Task directions: In this data, count the lines in which "site" appears and give only that number.

Records for the task:
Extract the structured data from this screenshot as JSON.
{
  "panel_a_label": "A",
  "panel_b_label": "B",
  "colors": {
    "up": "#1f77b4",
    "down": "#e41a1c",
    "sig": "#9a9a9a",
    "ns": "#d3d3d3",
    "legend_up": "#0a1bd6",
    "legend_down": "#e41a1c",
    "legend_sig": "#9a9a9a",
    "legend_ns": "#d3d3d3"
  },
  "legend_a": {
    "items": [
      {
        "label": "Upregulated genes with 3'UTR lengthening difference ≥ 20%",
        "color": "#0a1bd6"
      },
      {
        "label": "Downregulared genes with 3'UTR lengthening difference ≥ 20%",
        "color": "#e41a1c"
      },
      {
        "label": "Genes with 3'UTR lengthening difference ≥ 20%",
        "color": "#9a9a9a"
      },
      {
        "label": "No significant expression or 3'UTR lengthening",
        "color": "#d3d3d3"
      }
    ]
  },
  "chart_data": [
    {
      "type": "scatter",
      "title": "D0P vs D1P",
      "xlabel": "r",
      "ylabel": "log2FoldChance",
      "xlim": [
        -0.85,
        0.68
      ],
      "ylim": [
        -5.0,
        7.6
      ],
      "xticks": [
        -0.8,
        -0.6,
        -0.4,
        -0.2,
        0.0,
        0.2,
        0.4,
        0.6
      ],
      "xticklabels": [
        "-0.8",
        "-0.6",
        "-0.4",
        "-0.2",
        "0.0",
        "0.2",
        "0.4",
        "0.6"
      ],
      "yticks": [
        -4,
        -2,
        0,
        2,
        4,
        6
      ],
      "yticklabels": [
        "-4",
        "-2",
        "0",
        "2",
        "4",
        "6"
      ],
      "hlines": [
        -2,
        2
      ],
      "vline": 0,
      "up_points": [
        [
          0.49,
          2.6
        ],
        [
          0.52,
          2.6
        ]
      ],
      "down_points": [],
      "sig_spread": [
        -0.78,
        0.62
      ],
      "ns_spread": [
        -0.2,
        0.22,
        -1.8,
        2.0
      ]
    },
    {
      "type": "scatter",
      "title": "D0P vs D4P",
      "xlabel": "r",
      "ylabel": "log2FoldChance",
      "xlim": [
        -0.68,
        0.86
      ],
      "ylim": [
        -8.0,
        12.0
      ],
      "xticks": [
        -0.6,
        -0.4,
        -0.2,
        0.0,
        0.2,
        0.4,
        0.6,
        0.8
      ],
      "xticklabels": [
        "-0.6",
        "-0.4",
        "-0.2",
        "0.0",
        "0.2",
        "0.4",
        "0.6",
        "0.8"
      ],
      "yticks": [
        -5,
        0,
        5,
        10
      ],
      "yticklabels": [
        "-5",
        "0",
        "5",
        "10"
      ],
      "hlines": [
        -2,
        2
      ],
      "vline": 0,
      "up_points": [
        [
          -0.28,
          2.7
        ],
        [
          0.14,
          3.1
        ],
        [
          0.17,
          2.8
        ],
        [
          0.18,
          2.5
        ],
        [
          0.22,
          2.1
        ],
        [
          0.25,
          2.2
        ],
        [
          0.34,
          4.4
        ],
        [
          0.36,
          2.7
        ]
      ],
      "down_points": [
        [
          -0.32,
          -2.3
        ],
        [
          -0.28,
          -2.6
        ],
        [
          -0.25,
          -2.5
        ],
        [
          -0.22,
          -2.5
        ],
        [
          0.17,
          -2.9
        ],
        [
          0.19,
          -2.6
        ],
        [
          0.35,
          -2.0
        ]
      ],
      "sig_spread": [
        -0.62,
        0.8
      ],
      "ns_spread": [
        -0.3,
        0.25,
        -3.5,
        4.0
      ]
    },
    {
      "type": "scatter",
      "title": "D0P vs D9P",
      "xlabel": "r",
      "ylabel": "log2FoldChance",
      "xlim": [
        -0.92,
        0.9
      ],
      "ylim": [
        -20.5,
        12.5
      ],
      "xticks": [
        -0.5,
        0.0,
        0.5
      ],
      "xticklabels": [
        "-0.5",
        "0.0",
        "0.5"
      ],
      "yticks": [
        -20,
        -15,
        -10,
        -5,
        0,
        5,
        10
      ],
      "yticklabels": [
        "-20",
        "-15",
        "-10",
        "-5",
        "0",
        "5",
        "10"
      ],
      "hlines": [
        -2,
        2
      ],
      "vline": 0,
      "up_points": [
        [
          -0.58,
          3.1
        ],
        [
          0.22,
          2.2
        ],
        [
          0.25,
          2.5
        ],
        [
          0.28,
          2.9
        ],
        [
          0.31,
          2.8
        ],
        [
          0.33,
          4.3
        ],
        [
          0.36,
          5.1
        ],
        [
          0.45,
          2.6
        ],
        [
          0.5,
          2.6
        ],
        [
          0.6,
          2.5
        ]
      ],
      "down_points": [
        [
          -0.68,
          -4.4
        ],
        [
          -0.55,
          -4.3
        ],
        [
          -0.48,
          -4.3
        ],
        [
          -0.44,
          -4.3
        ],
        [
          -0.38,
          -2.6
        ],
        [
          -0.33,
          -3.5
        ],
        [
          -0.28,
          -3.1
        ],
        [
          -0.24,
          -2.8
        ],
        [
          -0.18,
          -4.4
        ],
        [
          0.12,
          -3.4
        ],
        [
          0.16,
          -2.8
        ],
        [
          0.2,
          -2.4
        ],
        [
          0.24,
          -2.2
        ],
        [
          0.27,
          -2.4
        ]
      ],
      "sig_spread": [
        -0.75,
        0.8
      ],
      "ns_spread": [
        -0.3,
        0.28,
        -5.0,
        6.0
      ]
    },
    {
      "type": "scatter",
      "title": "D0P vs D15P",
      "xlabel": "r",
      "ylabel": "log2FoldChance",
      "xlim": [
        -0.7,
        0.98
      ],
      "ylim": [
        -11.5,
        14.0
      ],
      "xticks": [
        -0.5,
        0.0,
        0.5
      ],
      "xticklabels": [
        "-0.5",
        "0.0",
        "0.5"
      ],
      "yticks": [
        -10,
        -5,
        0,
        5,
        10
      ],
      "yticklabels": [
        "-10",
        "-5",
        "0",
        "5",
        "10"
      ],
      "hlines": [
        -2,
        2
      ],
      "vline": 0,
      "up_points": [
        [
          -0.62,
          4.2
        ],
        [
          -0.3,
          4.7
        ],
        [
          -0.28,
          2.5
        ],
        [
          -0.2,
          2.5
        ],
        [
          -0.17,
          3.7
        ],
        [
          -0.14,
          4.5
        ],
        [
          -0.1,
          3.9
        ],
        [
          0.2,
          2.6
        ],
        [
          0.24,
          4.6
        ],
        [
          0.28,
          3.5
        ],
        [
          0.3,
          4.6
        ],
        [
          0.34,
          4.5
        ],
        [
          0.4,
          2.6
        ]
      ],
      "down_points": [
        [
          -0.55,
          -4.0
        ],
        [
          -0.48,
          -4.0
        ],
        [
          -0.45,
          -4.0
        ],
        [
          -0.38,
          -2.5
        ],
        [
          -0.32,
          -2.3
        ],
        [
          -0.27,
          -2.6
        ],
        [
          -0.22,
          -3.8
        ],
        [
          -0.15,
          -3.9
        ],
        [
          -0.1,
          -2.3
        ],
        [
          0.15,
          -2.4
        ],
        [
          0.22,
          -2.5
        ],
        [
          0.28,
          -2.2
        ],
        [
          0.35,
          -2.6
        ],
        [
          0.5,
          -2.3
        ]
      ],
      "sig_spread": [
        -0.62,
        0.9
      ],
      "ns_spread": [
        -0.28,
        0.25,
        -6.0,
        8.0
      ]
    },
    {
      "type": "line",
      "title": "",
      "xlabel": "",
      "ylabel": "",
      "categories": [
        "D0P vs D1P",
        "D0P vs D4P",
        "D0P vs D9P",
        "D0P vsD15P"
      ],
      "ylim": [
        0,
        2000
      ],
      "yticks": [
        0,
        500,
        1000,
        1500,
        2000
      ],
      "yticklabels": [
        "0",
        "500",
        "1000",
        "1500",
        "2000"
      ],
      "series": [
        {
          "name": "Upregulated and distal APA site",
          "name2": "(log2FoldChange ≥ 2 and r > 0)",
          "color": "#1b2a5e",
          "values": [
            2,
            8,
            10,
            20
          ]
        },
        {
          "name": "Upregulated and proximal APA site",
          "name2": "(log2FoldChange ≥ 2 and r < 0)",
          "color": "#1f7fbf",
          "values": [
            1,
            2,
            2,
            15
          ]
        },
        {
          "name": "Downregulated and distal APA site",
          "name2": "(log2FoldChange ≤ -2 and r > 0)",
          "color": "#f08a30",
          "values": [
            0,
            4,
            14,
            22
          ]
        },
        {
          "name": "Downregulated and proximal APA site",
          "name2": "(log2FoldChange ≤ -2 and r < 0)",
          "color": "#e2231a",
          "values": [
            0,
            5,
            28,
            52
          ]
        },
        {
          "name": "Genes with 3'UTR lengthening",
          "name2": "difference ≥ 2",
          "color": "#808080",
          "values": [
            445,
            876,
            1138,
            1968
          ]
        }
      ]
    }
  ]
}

Exercise response: 4